Stated goal: Write out all of the lines below, exactly and completely.

Supplied information:
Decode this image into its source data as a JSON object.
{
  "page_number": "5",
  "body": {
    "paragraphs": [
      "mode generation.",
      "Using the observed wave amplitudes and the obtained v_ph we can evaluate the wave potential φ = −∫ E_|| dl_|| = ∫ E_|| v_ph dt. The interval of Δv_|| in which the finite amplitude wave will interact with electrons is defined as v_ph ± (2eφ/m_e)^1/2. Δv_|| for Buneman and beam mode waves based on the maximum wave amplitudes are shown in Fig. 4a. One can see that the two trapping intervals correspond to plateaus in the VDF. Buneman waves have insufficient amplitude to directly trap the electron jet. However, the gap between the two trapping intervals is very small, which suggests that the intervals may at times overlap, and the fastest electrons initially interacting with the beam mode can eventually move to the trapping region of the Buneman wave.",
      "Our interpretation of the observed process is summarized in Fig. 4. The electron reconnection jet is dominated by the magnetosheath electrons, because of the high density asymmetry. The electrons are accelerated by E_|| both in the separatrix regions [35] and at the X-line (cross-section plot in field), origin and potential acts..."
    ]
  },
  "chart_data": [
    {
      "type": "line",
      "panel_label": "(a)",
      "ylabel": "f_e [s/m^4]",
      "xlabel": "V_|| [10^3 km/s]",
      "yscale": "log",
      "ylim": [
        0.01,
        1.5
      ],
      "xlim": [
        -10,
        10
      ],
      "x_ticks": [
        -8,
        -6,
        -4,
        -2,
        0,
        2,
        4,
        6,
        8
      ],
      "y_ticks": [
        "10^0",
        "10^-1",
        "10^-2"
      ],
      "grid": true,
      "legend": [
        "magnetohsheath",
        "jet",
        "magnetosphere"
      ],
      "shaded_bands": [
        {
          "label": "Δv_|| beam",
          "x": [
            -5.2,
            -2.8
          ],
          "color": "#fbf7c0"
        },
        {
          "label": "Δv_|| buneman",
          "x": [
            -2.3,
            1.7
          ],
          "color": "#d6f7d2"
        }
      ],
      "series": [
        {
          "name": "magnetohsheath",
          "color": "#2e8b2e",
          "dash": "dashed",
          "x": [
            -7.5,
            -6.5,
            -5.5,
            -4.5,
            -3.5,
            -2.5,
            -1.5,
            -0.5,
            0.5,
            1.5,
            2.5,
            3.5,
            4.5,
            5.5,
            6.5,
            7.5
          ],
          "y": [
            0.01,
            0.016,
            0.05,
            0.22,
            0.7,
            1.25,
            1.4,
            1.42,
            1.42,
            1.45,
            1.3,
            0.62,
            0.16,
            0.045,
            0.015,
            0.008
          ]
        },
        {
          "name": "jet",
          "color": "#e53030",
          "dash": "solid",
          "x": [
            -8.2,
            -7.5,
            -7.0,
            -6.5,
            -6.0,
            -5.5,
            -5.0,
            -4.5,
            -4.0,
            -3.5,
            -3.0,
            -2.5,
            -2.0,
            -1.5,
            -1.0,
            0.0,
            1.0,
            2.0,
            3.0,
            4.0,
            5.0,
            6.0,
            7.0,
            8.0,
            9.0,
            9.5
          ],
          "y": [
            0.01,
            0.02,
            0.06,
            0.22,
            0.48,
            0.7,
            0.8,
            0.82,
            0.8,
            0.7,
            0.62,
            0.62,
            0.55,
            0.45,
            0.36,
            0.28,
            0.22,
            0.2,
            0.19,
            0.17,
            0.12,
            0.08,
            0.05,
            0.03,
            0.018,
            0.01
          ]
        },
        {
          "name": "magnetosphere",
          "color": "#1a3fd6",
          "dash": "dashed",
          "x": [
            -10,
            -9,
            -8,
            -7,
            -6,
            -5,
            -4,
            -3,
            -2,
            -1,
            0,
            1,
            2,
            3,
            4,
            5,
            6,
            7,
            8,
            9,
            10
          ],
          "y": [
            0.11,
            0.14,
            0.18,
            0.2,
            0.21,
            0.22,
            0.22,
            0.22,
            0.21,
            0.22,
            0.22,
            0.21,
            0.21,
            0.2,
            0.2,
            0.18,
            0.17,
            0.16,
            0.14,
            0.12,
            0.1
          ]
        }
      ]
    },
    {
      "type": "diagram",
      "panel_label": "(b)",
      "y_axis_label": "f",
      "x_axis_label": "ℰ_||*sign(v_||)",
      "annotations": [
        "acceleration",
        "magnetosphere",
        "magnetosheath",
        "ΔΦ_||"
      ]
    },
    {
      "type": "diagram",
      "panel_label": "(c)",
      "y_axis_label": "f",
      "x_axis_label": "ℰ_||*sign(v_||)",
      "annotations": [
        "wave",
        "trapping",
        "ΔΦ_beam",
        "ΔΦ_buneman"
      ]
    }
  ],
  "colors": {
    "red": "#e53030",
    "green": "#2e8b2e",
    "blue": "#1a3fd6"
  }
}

Response to the task:
Decode this image into its source data as a JSON object.
{
  "page_number": "5",
  "body": {
    "paragraphs": [
      "mode generation.",
      "Using the observed wave amplitudes and the obtained v_ph we can evaluate the wave potential φ = −∫ E_|| dl_|| = ∫ E_|| v_ph dt. The interval of Δv_|| in which the finite amplitude wave will interact with electrons is defined as v_ph ± (2eφ/m_e)^1/2. Δv_|| for Buneman and beam mode waves based on the maximum wave amplitudes are shown in Fig. 4a. One can see that the two trapping intervals correspond to plateaus in the VDF. Buneman waves have insufficient amplitude to directly trap the electron jet. However, the gap between the two trapping intervals is very small, which suggests that the intervals may at times overlap, and the fastest electrons initially interacting with the beam mode can eventually move to the trapping region of the Buneman wave.",
      "Our interpretation of the observed process is summarized in Fig. 4. The electron reconnection jet is dominated by the magnetosheath electrons, because of the high density asymmetry. The electrons are accelerated by E_|| both in the separatrix regions [35] and at the X-line (cross-section plot in field), origin and potential acts..."
    ]
  },
  "chart_data": [
    {
      "type": "line",
      "panel_label": "(a)",
      "ylabel": "f_e [s/m^4]",
      "xlabel": "V_|| [10^3 km/s]",
      "yscale": "log",
      "ylim": [
        0.01,
        1.5
      ],
      "xlim": [
        -10,
        10
      ],
      "x_ticks": [
        -8,
        -6,
        -4,
        -2,
        0,
        2,
        4,
        6,
        8
      ],
      "y_ticks": [
        "10^0",
        "10^-1",
        "10^-2"
      ],
      "grid": true,
      "legend": [
        "magnetohsheath",
        "jet",
        "magnetosphere"
      ],
      "shaded_bands": [
        {
          "label": "Δv_|| beam",
          "x": [
            -5.2,
            -2.8
          ],
          "color": "#fbf7c0"
        },
        {
          "label": "Δv_|| buneman",
          "x": [
            -2.3,
            1.7
          ],
          "color": "#d6f7d2"
        }
      ],
      "series": [
        {
          "name": "magnetohsheath",
          "color": "#2e8b2e",
          "dash": "dashed",
          "x": [
            -7.5,
            -6.5,
            -5.5,
            -4.5,
            -3.5,
            -2.5,
            -1.5,
            -0.5,
            0.5,
            1.5,
            2.5,
            3.5,
            4.5,
            5.5,
            6.5,
            7.5
          ],
          "y": [
            0.01,
            0.016,
            0.05,
            0.22,
            0.7,
            1.25,
            1.4,
            1.42,
            1.42,
            1.45,
            1.3,
            0.62,
            0.16,
            0.045,
            0.015,
            0.008
          ]
        },
        {
          "name": "jet",
          "color": "#e53030",
          "dash": "solid",
          "x": [
            -8.2,
            -7.5,
            -7.0,
            -6.5,
            -6.0,
            -5.5,
            -5.0,
            -4.5,
            -4.0,
            -3.5,
            -3.0,
            -2.5,
            -2.0,
            -1.5,
            -1.0,
            0.0,
            1.0,
            2.0,
            3.0,
            4.0,
            5.0,
            6.0,
            7.0,
            8.0,
            9.0,
            9.5
          ],
          "y": [
            0.01,
            0.02,
            0.06,
            0.22,
            0.48,
            0.7,
            0.8,
            0.82,
            0.8,
            0.7,
            0.62,
            0.62,
            0.55,
            0.45,
            0.36,
            0.28,
            0.22,
            0.2,
            0.19,
            0.17,
            0.12,
            0.08,
            0.05,
            0.03,
            0.018,
            0.01
          ]
        },
        {
          "name": "magnetosphere",
          "color": "#1a3fd6",
          "dash": "dashed",
          "x": [
            -10,
            -9,
            -8,
            -7,
            -6,
            -5,
            -4,
            -3,
            -2,
            -1,
            0,
            1,
            2,
            3,
            4,
            5,
            6,
            7,
            8,
            9,
            10
          ],
          "y": [
            0.11,
            0.14,
            0.18,
            0.2,
            0.21,
            0.22,
            0.22,
            0.22,
            0.21,
            0.22,
            0.22,
            0.21,
            0.21,
            0.2,
            0.2,
            0.18,
            0.17,
            0.16,
            0.14,
            0.12,
            0.1
          ]
        }
      ]
    },
    {
      "type": "diagram",
      "panel_label": "(b)",
      "y_axis_label": "f",
      "x_axis_label": "ℰ_||*sign(v_||)",
      "annotations": [
        "acceleration",
        "magnetosphere",
        "magnetosheath",
        "ΔΦ_||"
      ]
    },
    {
      "type": "diagram",
      "panel_label": "(c)",
      "y_axis_label": "f",
      "x_axis_label": "ℰ_||*sign(v_||)",
      "annotations": [
        "wave",
        "trapping",
        "ΔΦ_beam",
        "ΔΦ_buneman"
      ]
    }
  ],
  "colors": {
    "red": "#e53030",
    "green": "#2e8b2e",
    "blue": "#1a3fd6"
  }
}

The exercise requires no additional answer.